# EXERCICES
A) Traduisez en anglais cette phrase de l'extrait sur la pâte de fruits : « L’ensemble du village se réunissait pendant 3 jours et 3 nuits. »
B) Transcrivez le passage de l'extrait sur la pâte de fruits qui commence aux mots « Du Defrutum » et s'arrête après les mots « à la Renaissance. ».

# EXTRAIT FOURNI

§ §

La pâte de fruits, une longue histoire

Du Defrutum
à la pâte de fruits ou de légumes

Le Defrutum des romains

Dèjà « les notables et anciens romains » préparaient le defrutum, nous précise Michel de Notredame, médecin et conseiller de Rois à la Renaissance.

Le defructum « estoit moult cuict en forme de miel, sans additions aucunes de ce monde, que combien qu’ilz eussent pouvoir grand et inestimable, siest ce qu’ils ce qu’ils se font delectez d’user de la liqueur que prouvenoit du labeur de ses champs par eux cultivez : comme plus à plein racompte Marcus Varro ad Fundaniam sa femme, qu’il sera possible que quelque personnaige quand il fera au temps des vendenges, qu’il vouldra faire de ce Defrutum pour sen secourir toute l’annee en lieu de sucre, ou de miel, et seroient plusieurs qui aimeroient mieulx une confiture faite au defrutum, que au miel. »

La tradition en Haute Bretagne (Bazouges-La-Pérouse…) a perpétué ce type de préparation appelée Le Pommé jusqu’au milieu du XXe siècle.  Il était réalisé lors de fêtes populaires automnales dénommées « Ramaougeries« . L’ensemble du village se réunissait pendant 3 jours et 3 nuits. Les femmes épluchaient les pommes à cidre auxquelles on n’ajoutait que du cidre lors de la cuisson. Les hommes se relayaient pour « ramaouger« , c’est à dire pour remuer les pommes qui cuisaient à feu doux dans d’ immenses bassines en cuivre jusqu’à l’obtention d’une pâte noire sucrée naturellement et tartinable. Le « pommé » se conservait toute l’année.

§ §

Données de reconnaissance de la structure des documents
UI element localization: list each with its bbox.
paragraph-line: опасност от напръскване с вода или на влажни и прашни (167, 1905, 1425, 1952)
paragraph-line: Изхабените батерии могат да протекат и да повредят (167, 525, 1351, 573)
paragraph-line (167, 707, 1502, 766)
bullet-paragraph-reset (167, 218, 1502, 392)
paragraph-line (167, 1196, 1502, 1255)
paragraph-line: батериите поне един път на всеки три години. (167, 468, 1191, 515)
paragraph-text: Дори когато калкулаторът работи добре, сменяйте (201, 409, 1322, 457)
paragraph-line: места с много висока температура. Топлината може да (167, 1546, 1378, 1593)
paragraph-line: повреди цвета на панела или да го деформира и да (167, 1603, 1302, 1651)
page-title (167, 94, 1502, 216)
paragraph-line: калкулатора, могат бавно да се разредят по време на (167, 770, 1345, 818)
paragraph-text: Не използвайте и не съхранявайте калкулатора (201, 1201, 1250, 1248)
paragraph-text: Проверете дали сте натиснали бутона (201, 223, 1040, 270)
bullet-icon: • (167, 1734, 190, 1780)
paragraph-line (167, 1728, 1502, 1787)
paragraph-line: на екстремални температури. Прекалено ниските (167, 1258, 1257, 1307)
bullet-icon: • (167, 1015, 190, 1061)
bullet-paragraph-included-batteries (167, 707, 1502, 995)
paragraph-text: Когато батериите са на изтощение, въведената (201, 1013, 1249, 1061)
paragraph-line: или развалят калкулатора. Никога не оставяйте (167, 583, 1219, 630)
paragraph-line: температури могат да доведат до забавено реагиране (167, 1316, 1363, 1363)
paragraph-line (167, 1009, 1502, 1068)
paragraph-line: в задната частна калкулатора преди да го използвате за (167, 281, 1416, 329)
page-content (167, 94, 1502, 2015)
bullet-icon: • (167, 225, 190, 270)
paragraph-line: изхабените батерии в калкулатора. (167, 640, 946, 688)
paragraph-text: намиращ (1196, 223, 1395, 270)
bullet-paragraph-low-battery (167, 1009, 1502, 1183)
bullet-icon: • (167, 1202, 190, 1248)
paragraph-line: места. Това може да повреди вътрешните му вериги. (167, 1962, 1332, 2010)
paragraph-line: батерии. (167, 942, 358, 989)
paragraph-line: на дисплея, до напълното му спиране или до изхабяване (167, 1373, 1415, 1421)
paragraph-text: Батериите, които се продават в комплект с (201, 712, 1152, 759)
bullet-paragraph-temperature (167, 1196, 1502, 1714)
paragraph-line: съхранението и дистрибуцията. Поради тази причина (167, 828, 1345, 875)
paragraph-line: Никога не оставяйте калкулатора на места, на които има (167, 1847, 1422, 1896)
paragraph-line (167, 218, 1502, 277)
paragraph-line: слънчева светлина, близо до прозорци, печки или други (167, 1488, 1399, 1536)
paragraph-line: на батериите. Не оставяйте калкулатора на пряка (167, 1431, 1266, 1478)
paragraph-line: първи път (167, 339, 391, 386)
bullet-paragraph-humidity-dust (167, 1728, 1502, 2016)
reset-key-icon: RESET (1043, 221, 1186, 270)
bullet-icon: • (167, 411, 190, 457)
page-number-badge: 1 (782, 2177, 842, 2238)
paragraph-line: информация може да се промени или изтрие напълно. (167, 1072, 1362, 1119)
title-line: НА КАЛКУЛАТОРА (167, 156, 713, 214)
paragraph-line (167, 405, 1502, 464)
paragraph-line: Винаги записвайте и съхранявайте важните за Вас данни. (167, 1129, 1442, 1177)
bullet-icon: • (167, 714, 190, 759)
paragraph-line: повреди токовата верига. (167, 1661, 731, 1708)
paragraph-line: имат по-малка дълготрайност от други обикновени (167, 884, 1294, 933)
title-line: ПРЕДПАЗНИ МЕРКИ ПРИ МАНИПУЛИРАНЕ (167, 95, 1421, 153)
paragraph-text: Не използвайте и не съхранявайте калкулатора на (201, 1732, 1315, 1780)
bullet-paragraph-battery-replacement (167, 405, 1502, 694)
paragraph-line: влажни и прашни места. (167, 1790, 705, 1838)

§ §

# CORRIGÉS PAR EXERCICE
A) The whole village gathered for 3 days and 3 nights.

B)
Du Defrutum
à la pâte de fruits ou de légumes

Le Defrutum des romains

Dèjà « les notables et anciens romains » préparaient le defrutum, nous précise Michel de Notredame, médecin et conseiller de Rois à la Renaissance.